Copy out these records again, changing "meta-divider" to "vertical-rule" everywhere and leaving everything else unchanged. Omit the pictures from your answer.

[Rows from a layout dataset]
__________________________________________________
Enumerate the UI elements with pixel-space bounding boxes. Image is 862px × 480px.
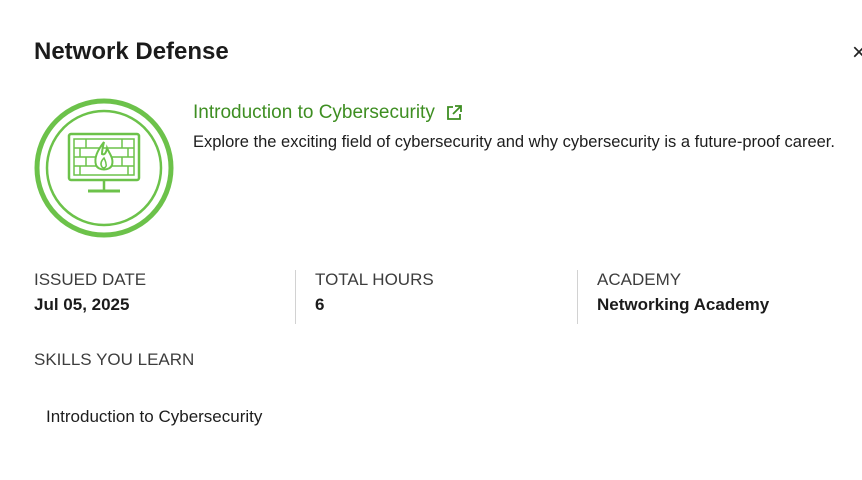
course-badge [34, 98, 174, 238]
close-button[interactable]: × [852, 38, 862, 68]
page-title: Network Defense [34, 38, 229, 65]
total-hours-value: 6 [315, 295, 325, 314]
meta-divider [295, 270, 296, 324]
skills-label: SKILLS YOU LEARN [34, 350, 195, 369]
academy-label: ACADEMY [597, 270, 682, 289]
total-hours-label: TOTAL HOURS [315, 270, 434, 289]
academy-value: Networking Academy [597, 295, 770, 314]
course-link-label: Introduction to Cybersecurity [193, 102, 435, 123]
close-icon: × [852, 39, 862, 66]
skill-item: Introduction to Cybersecurity [46, 407, 263, 426]
issued-date-block: ISSUED DATE Jul 05, 2025 [34, 268, 146, 324]
issued-date-value: Jul 05, 2025 [34, 295, 130, 314]
course-detail-panel: Network Defense × Introduction to Cybers… [0, 0, 862, 480]
issued-date-label: ISSUED DATE [34, 270, 147, 289]
course-link[interactable]: Introduction to Cybersecurity [193, 101, 463, 125]
academy-block: ACADEMY Networking Academy [597, 268, 769, 324]
external-link-icon [446, 105, 462, 120]
course-description: Explore the exciting field of cybersecur… [193, 133, 835, 151]
meta-divider [577, 270, 578, 324]
total-hours-block: TOTAL HOURS 6 [315, 268, 434, 324]
firewall-monitor-icon [34, 98, 174, 238]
__________________________________________________
[Solution to the problem]
Enumerate the UI elements with pixel-space bounding boxes. Image is 862px × 480px.
course-badge [34, 98, 174, 238]
close-button[interactable]: × [852, 38, 862, 68]
page-title: Network Defense [34, 38, 229, 65]
total-hours-value: 6 [315, 295, 325, 314]
vertical-rule [295, 270, 296, 324]
skills-label: SKILLS YOU LEARN [34, 350, 195, 369]
academy-label: ACADEMY [597, 270, 682, 289]
total-hours-label: TOTAL HOURS [315, 270, 434, 289]
academy-value: Networking Academy [597, 295, 770, 314]
course-link-label: Introduction to Cybersecurity [193, 102, 435, 123]
close-icon: × [852, 39, 862, 66]
skill-item: Introduction to Cybersecurity [46, 407, 263, 426]
issued-date-block: ISSUED DATE Jul 05, 2025 [34, 268, 146, 324]
issued-date-value: Jul 05, 2025 [34, 295, 130, 314]
course-detail-panel: Network Defense × Introduction to Cybers… [0, 0, 862, 480]
issued-date-label: ISSUED DATE [34, 270, 147, 289]
course-link[interactable]: Introduction to Cybersecurity [193, 101, 463, 125]
academy-block: ACADEMY Networking Academy [597, 268, 769, 324]
external-link-icon [446, 105, 462, 120]
course-description: Explore the exciting field of cybersecur… [193, 133, 835, 151]
vertical-rule [577, 270, 578, 324]
total-hours-block: TOTAL HOURS 6 [315, 268, 434, 324]
firewall-monitor-icon [34, 98, 174, 238]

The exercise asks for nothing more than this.